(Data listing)
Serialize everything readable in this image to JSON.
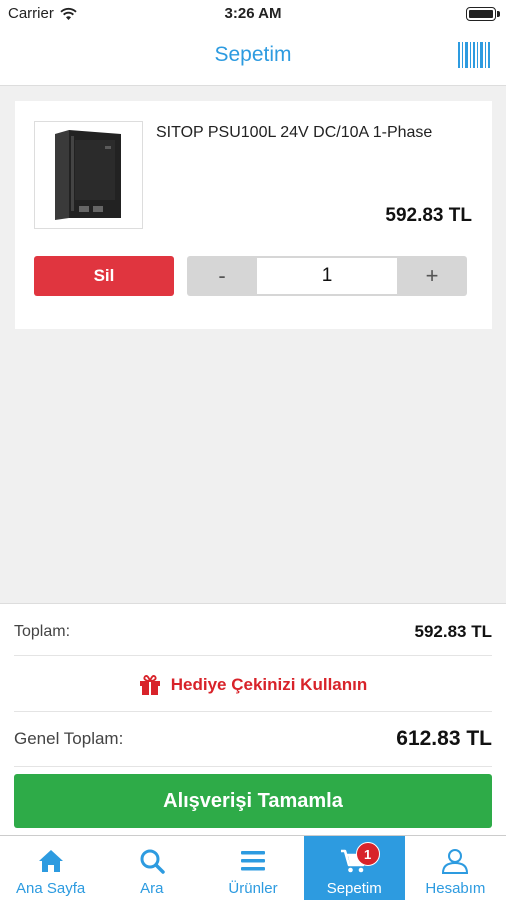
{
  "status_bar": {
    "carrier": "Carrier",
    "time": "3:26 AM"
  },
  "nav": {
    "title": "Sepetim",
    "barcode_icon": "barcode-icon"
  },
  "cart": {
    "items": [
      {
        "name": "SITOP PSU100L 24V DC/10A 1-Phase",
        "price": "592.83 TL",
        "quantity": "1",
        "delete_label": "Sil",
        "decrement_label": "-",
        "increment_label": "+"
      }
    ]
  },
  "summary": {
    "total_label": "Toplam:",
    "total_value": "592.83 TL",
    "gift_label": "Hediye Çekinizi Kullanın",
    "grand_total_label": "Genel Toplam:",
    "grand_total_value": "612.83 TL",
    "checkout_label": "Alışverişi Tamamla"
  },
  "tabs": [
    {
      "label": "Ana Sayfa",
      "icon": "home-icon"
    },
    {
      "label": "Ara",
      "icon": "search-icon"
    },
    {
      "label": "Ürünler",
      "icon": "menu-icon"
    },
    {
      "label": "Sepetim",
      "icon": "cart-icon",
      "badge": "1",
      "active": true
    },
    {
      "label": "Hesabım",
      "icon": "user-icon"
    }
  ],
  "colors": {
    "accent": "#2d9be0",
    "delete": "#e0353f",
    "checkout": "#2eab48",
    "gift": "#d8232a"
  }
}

# [WHAT YOU ARE ASKED TO DO]
Without including any pictures, please restate all the records exactly.

# [RESULT BELOW]
Serialize everything readable in this image to JSON.
{
  "status_bar": {
    "carrier": "Carrier",
    "time": "3:26 AM"
  },
  "nav": {
    "title": "Sepetim",
    "barcode_icon": "barcode-icon"
  },
  "cart": {
    "items": [
      {
        "name": "SITOP PSU100L 24V DC/10A 1-Phase",
        "price": "592.83 TL",
        "quantity": "1",
        "delete_label": "Sil",
        "decrement_label": "-",
        "increment_label": "+"
      }
    ]
  },
  "summary": {
    "total_label": "Toplam:",
    "total_value": "592.83 TL",
    "gift_label": "Hediye Çekinizi Kullanın",
    "grand_total_label": "Genel Toplam:",
    "grand_total_value": "612.83 TL",
    "checkout_label": "Alışverişi Tamamla"
  },
  "tabs": [
    {
      "label": "Ana Sayfa",
      "icon": "home-icon"
    },
    {
      "label": "Ara",
      "icon": "search-icon"
    },
    {
      "label": "Ürünler",
      "icon": "menu-icon"
    },
    {
      "label": "Sepetim",
      "icon": "cart-icon",
      "badge": "1",
      "active": true
    },
    {
      "label": "Hesabım",
      "icon": "user-icon"
    }
  ],
  "colors": {
    "accent": "#2d9be0",
    "delete": "#e0353f",
    "checkout": "#2eab48",
    "gift": "#d8232a"
  }
}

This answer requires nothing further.